Obiettivo dichiarato
Secondo l'estratto del documento, a quale distaccamento garibaldino si unì Jacon?

Estratto del documento
Resistenza
Jacon, il partigiano siciliano morto a Biella per non tradire la Resistenza
Era tra i garibaldini della Zoppis. Un suo compaesano repubblichino gli promise di risparmiarlo se avesse cambiato fronte abbandonando i compagni. Rifiutò: «Non posso salvarmi da solo». E la sua storia è il simbolo del contributo delle regioni del Sud alla lotta antifascista
Capiva il bielèis a stento quando si unì alla Resistenza. Eppure, per Jacon il distaccamento garibaldino Zoppis diventò subito una famiglia. E scelse di morire pur di non abbandonare i compagni. «Salvarmi vuol dire dannarmi», disse al comandante del contingente fascista, suo compaesano, addetto alla sorveglianza dei 33 partigiani catturati mentre riposavano in una cascina tra le colline del Monferrato, in Piemonte, stremati da giorni di cammino con i fucili in spalla e i fazzoletti rossi al collo. «Ho deciso di non tradire. Io sono del Sud, sono della Sicilia e quando noi diamo una parola è quella».

Dati grezzi

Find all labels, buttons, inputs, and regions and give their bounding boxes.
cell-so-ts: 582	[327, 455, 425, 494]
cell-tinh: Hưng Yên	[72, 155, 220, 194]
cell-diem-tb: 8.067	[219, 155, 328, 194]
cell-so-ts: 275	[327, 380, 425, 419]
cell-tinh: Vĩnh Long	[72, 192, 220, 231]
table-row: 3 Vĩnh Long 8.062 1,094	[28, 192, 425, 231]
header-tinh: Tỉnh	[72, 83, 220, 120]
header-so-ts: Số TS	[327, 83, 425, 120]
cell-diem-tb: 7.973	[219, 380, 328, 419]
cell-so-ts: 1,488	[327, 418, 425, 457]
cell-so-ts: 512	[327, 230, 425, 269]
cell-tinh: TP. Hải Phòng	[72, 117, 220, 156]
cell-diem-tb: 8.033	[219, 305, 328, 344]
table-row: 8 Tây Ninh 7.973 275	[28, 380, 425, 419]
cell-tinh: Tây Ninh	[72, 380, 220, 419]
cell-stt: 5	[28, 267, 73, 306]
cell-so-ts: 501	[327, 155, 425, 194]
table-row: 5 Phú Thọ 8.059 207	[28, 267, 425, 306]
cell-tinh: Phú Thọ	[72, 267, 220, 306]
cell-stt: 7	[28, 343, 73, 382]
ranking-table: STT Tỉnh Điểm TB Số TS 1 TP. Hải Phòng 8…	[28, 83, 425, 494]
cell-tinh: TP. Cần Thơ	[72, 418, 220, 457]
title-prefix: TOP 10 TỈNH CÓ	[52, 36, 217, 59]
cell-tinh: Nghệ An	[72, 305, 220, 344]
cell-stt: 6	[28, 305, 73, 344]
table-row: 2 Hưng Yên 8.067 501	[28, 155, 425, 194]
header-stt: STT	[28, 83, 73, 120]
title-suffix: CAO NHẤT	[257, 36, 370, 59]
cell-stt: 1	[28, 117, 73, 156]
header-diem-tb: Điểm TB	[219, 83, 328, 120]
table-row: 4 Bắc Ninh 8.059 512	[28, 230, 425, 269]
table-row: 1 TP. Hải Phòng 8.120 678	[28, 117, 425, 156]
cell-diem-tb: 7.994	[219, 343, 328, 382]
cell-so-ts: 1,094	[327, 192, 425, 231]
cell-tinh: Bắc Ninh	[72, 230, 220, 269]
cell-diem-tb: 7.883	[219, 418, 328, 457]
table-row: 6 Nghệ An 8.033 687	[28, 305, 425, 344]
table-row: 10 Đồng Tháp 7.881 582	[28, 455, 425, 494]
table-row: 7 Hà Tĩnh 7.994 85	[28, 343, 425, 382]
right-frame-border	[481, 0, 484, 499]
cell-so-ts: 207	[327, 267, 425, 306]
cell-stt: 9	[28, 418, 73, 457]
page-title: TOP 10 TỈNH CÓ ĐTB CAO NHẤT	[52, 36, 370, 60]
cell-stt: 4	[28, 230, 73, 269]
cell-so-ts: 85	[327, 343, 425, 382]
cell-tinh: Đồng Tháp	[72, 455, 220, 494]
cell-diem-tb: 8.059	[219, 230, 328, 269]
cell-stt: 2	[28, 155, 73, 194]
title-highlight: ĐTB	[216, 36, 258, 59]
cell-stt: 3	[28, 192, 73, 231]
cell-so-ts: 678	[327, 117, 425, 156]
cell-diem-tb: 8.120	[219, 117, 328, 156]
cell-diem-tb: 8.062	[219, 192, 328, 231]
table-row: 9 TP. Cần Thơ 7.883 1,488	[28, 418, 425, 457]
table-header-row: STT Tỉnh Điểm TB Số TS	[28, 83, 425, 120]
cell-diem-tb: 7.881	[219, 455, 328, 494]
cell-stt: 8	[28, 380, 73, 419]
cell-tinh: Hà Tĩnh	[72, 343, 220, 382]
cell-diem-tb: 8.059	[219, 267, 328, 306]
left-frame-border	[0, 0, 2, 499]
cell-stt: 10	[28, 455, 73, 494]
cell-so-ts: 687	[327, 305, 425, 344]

Risultato del compito
Al distaccamento garibaldino Zoppis.